## Aim of the exercise:
Please retype the data in full and exactly; the pictures are not part of the copy.

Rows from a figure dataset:
.....
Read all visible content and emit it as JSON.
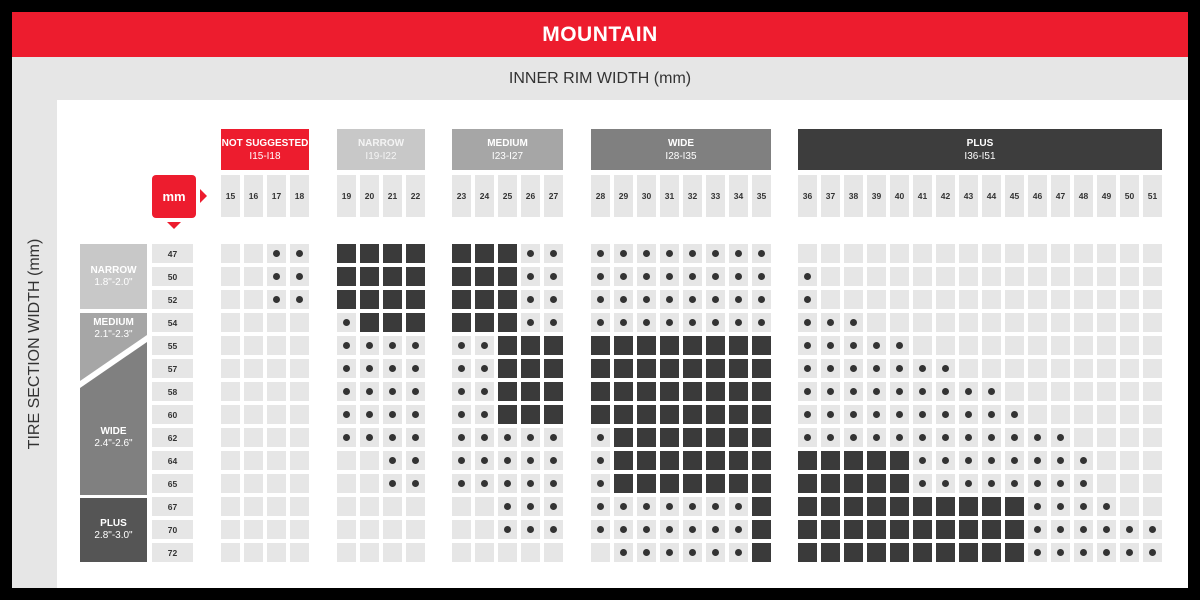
{
  "title": "MOUNTAIN",
  "chart_data": {
    "type": "table",
    "title": "MOUNTAIN",
    "xlabel": "INNER RIM WIDTH (mm)",
    "ylabel": "TIRE SECTION WIDTH (mm)",
    "unit_badge": "mm",
    "cell_key": {
      ".": "empty",
      "o": "dot",
      "#": "filled"
    },
    "colors": {
      "accent": "#ed1c2e",
      "cell": "#e6e6e6",
      "filled": "#3a3a3a",
      "dot": "#333333"
    },
    "rim_groups": [
      {
        "label": "NOT SUGGESTED",
        "range": "I15-I18",
        "color": "#ed1c2e",
        "columns": [
          "15",
          "16",
          "17",
          "18"
        ]
      },
      {
        "label": "NARROW",
        "range": "I19-I22",
        "color": "#c8c8c8",
        "columns": [
          "19",
          "20",
          "21",
          "22"
        ]
      },
      {
        "label": "MEDIUM",
        "range": "I23-I27",
        "color": "#a6a6a6",
        "columns": [
          "23",
          "24",
          "25",
          "26",
          "27"
        ]
      },
      {
        "label": "WIDE",
        "range": "I28-I35",
        "color": "#808080",
        "columns": [
          "28",
          "29",
          "30",
          "31",
          "32",
          "33",
          "34",
          "35"
        ]
      },
      {
        "label": "PLUS",
        "range": "I36-I51",
        "color": "#3d3d3d",
        "columns": [
          "36",
          "37",
          "38",
          "39",
          "40",
          "41",
          "42",
          "43",
          "44",
          "45",
          "46",
          "47",
          "48",
          "49",
          "50",
          "51"
        ]
      }
    ],
    "tire_categories": [
      {
        "label": "NARROW",
        "range": "1.8\"-2.0\"",
        "color": "#c8c8c8"
      },
      {
        "label": "MEDIUM",
        "range": "2.1\"-2.3\"",
        "color": "#a6a6a6"
      },
      {
        "label": "WIDE",
        "range": "2.4\"-2.6\"",
        "color": "#808080"
      },
      {
        "label": "PLUS",
        "range": "2.8\"-3.0\"",
        "color": "#555555"
      }
    ],
    "rows": [
      {
        "width": "47",
        "cells": [
          "..oo",
          "####",
          "###oo",
          "oooooooo",
          "................"
        ]
      },
      {
        "width": "50",
        "cells": [
          "..oo",
          "####",
          "###oo",
          "oooooooo",
          "o..............."
        ]
      },
      {
        "width": "52",
        "cells": [
          "..oo",
          "####",
          "###oo",
          "oooooooo",
          "o..............."
        ]
      },
      {
        "width": "54",
        "cells": [
          "....",
          "o###",
          "###oo",
          "oooooooo",
          "ooo............."
        ]
      },
      {
        "width": "55",
        "cells": [
          "....",
          "oooo",
          "oo###",
          "########",
          "ooooo..........."
        ]
      },
      {
        "width": "57",
        "cells": [
          "....",
          "oooo",
          "oo###",
          "########",
          "ooooooo........."
        ]
      },
      {
        "width": "58",
        "cells": [
          "....",
          "oooo",
          "oo###",
          "########",
          "ooooooooo......."
        ]
      },
      {
        "width": "60",
        "cells": [
          "....",
          "oooo",
          "oo###",
          "########",
          "oooooooooo......"
        ]
      },
      {
        "width": "62",
        "cells": [
          "....",
          "oooo",
          "ooooo",
          "o#######",
          "oooooooooooo...."
        ]
      },
      {
        "width": "64",
        "cells": [
          "....",
          "..oo",
          "ooooo",
          "o#######",
          "#####oooooooo..."
        ]
      },
      {
        "width": "65",
        "cells": [
          "....",
          "..oo",
          "ooooo",
          "o#######",
          "#####oooooooo..."
        ]
      },
      {
        "width": "67",
        "cells": [
          "....",
          "....",
          "..ooo",
          "ooooooo#",
          "##########oooo.."
        ]
      },
      {
        "width": "70",
        "cells": [
          "....",
          "....",
          "..ooo",
          "ooooooo#",
          "##########oooooo"
        ]
      },
      {
        "width": "72",
        "cells": [
          "....",
          "....",
          ".....",
          ".oooooo#",
          "##########oooooo"
        ]
      }
    ]
  }
}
.....
## Answer:
Read all visible content and emit it as JSON.
{
  "title": "MOUNTAIN",
  "chart_data": {
    "type": "table",
    "title": "MOUNTAIN",
    "xlabel": "INNER RIM WIDTH (mm)",
    "ylabel": "TIRE SECTION WIDTH (mm)",
    "unit_badge": "mm",
    "cell_key": {
      ".": "empty",
      "o": "dot",
      "#": "filled"
    },
    "colors": {
      "accent": "#ed1c2e",
      "cell": "#e6e6e6",
      "filled": "#3a3a3a",
      "dot": "#333333"
    },
    "rim_groups": [
      {
        "label": "NOT SUGGESTED",
        "range": "I15-I18",
        "color": "#ed1c2e",
        "columns": [
          "15",
          "16",
          "17",
          "18"
        ]
      },
      {
        "label": "NARROW",
        "range": "I19-I22",
        "color": "#c8c8c8",
        "columns": [
          "19",
          "20",
          "21",
          "22"
        ]
      },
      {
        "label": "MEDIUM",
        "range": "I23-I27",
        "color": "#a6a6a6",
        "columns": [
          "23",
          "24",
          "25",
          "26",
          "27"
        ]
      },
      {
        "label": "WIDE",
        "range": "I28-I35",
        "color": "#808080",
        "columns": [
          "28",
          "29",
          "30",
          "31",
          "32",
          "33",
          "34",
          "35"
        ]
      },
      {
        "label": "PLUS",
        "range": "I36-I51",
        "color": "#3d3d3d",
        "columns": [
          "36",
          "37",
          "38",
          "39",
          "40",
          "41",
          "42",
          "43",
          "44",
          "45",
          "46",
          "47",
          "48",
          "49",
          "50",
          "51"
        ]
      }
    ],
    "tire_categories": [
      {
        "label": "NARROW",
        "range": "1.8\"-2.0\"",
        "color": "#c8c8c8"
      },
      {
        "label": "MEDIUM",
        "range": "2.1\"-2.3\"",
        "color": "#a6a6a6"
      },
      {
        "label": "WIDE",
        "range": "2.4\"-2.6\"",
        "color": "#808080"
      },
      {
        "label": "PLUS",
        "range": "2.8\"-3.0\"",
        "color": "#555555"
      }
    ],
    "rows": [
      {
        "width": "47",
        "cells": [
          "..oo",
          "####",
          "###oo",
          "oooooooo",
          "................"
        ]
      },
      {
        "width": "50",
        "cells": [
          "..oo",
          "####",
          "###oo",
          "oooooooo",
          "o..............."
        ]
      },
      {
        "width": "52",
        "cells": [
          "..oo",
          "####",
          "###oo",
          "oooooooo",
          "o..............."
        ]
      },
      {
        "width": "54",
        "cells": [
          "....",
          "o###",
          "###oo",
          "oooooooo",
          "ooo............."
        ]
      },
      {
        "width": "55",
        "cells": [
          "....",
          "oooo",
          "oo###",
          "########",
          "ooooo..........."
        ]
      },
      {
        "width": "57",
        "cells": [
          "....",
          "oooo",
          "oo###",
          "########",
          "ooooooo........."
        ]
      },
      {
        "width": "58",
        "cells": [
          "....",
          "oooo",
          "oo###",
          "########",
          "ooooooooo......."
        ]
      },
      {
        "width": "60",
        "cells": [
          "....",
          "oooo",
          "oo###",
          "########",
          "oooooooooo......"
        ]
      },
      {
        "width": "62",
        "cells": [
          "....",
          "oooo",
          "ooooo",
          "o#######",
          "oooooooooooo...."
        ]
      },
      {
        "width": "64",
        "cells": [
          "....",
          "..oo",
          "ooooo",
          "o#######",
          "#####oooooooo..."
        ]
      },
      {
        "width": "65",
        "cells": [
          "....",
          "..oo",
          "ooooo",
          "o#######",
          "#####oooooooo..."
        ]
      },
      {
        "width": "67",
        "cells": [
          "....",
          "....",
          "..ooo",
          "ooooooo#",
          "##########oooo.."
        ]
      },
      {
        "width": "70",
        "cells": [
          "....",
          "....",
          "..ooo",
          "ooooooo#",
          "##########oooooo"
        ]
      },
      {
        "width": "72",
        "cells": [
          "....",
          "....",
          ".....",
          ".oooooo#",
          "##########oooooo"
        ]
      }
    ]
  }
}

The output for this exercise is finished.